──────── GIVEN DATA ────────

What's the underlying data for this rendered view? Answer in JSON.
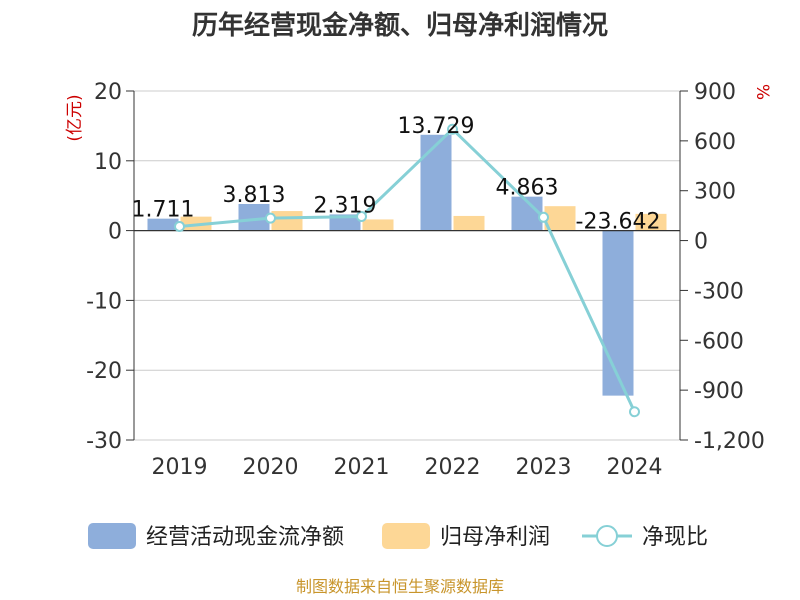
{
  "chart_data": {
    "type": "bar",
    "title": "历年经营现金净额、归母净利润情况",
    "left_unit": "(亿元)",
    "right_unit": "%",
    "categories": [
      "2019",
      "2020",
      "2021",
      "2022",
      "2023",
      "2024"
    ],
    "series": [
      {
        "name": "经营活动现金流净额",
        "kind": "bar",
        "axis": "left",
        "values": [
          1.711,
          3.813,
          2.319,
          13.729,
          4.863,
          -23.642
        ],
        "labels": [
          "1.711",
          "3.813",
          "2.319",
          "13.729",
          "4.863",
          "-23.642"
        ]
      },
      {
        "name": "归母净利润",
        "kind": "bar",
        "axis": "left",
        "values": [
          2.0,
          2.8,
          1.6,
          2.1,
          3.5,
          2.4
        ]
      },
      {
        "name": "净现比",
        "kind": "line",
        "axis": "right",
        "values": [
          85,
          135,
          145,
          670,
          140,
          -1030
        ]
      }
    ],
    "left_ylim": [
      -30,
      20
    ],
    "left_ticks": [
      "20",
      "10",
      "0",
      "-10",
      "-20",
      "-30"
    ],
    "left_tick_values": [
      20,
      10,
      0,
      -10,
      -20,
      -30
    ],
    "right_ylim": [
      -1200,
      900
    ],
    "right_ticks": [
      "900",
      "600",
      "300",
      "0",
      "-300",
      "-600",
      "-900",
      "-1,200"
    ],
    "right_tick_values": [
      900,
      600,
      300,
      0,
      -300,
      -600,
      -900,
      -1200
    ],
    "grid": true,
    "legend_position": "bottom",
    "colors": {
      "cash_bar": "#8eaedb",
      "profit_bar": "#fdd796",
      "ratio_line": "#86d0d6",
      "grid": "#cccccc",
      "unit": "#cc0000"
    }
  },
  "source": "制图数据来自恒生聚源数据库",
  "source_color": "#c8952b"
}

────────

* _THE EXERCISE_
All of the material above needs to be restated exactly, with no pictures.

* _COMPLETE ANSWER_
What's the underlying data for this rendered view? Answer in JSON.
{
  "chart_data": {
    "type": "bar",
    "title": "历年经营现金净额、归母净利润情况",
    "left_unit": "(亿元)",
    "right_unit": "%",
    "categories": [
      "2019",
      "2020",
      "2021",
      "2022",
      "2023",
      "2024"
    ],
    "series": [
      {
        "name": "经营活动现金流净额",
        "kind": "bar",
        "axis": "left",
        "values": [
          1.711,
          3.813,
          2.319,
          13.729,
          4.863,
          -23.642
        ],
        "labels": [
          "1.711",
          "3.813",
          "2.319",
          "13.729",
          "4.863",
          "-23.642"
        ]
      },
      {
        "name": "归母净利润",
        "kind": "bar",
        "axis": "left",
        "values": [
          2.0,
          2.8,
          1.6,
          2.1,
          3.5,
          2.4
        ]
      },
      {
        "name": "净现比",
        "kind": "line",
        "axis": "right",
        "values": [
          85,
          135,
          145,
          670,
          140,
          -1030
        ]
      }
    ],
    "left_ylim": [
      -30,
      20
    ],
    "left_ticks": [
      "20",
      "10",
      "0",
      "-10",
      "-20",
      "-30"
    ],
    "left_tick_values": [
      20,
      10,
      0,
      -10,
      -20,
      -30
    ],
    "right_ylim": [
      -1200,
      900
    ],
    "right_ticks": [
      "900",
      "600",
      "300",
      "0",
      "-300",
      "-600",
      "-900",
      "-1,200"
    ],
    "right_tick_values": [
      900,
      600,
      300,
      0,
      -300,
      -600,
      -900,
      -1200
    ],
    "grid": true,
    "legend_position": "bottom",
    "colors": {
      "cash_bar": "#8eaedb",
      "profit_bar": "#fdd796",
      "ratio_line": "#86d0d6",
      "grid": "#cccccc",
      "unit": "#cc0000"
    }
  },
  "source": "制图数据来自恒生聚源数据库",
  "source_color": "#c8952b"
}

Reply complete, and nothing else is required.